#### [Exercise prompt]
Your task is to restate the data word for word.

#### [Stored data]
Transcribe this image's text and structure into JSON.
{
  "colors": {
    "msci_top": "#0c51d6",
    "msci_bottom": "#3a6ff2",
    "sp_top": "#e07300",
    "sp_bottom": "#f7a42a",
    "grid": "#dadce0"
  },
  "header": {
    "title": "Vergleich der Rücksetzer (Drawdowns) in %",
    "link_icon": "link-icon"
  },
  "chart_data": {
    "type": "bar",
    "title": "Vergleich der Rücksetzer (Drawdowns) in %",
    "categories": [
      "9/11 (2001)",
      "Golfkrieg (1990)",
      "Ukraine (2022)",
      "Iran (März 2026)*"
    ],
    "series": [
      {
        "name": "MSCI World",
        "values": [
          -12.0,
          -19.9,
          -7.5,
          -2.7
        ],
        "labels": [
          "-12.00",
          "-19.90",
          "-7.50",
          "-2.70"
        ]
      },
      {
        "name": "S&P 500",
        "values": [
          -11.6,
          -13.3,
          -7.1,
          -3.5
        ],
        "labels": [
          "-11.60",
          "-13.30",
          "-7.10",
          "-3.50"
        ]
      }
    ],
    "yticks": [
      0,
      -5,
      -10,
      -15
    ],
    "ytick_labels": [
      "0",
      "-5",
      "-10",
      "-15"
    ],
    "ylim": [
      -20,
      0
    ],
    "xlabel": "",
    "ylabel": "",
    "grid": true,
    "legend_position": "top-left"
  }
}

#### [Right answer]
Transcribe this image's text and structure into JSON.
{
  "colors": {
    "msci_top": "#0c51d6",
    "msci_bottom": "#3a6ff2",
    "sp_top": "#e07300",
    "sp_bottom": "#f7a42a",
    "grid": "#dadce0"
  },
  "header": {
    "title": "Vergleich der Rücksetzer (Drawdowns) in %",
    "link_icon": "link-icon"
  },
  "chart_data": {
    "type": "bar",
    "title": "Vergleich der Rücksetzer (Drawdowns) in %",
    "categories": [
      "9/11 (2001)",
      "Golfkrieg (1990)",
      "Ukraine (2022)",
      "Iran (März 2026)*"
    ],
    "series": [
      {
        "name": "MSCI World",
        "values": [
          -12.0,
          -19.9,
          -7.5,
          -2.7
        ],
        "labels": [
          "-12.00",
          "-19.90",
          "-7.50",
          "-2.70"
        ]
      },
      {
        "name": "S&P 500",
        "values": [
          -11.6,
          -13.3,
          -7.1,
          -3.5
        ],
        "labels": [
          "-11.60",
          "-13.30",
          "-7.10",
          "-3.50"
        ]
      }
    ],
    "yticks": [
      0,
      -5,
      -10,
      -15
    ],
    "ytick_labels": [
      "0",
      "-5",
      "-10",
      "-15"
    ],
    "ylim": [
      -20,
      0
    ],
    "xlabel": "",
    "ylabel": "",
    "grid": true,
    "legend_position": "top-left"
  }
}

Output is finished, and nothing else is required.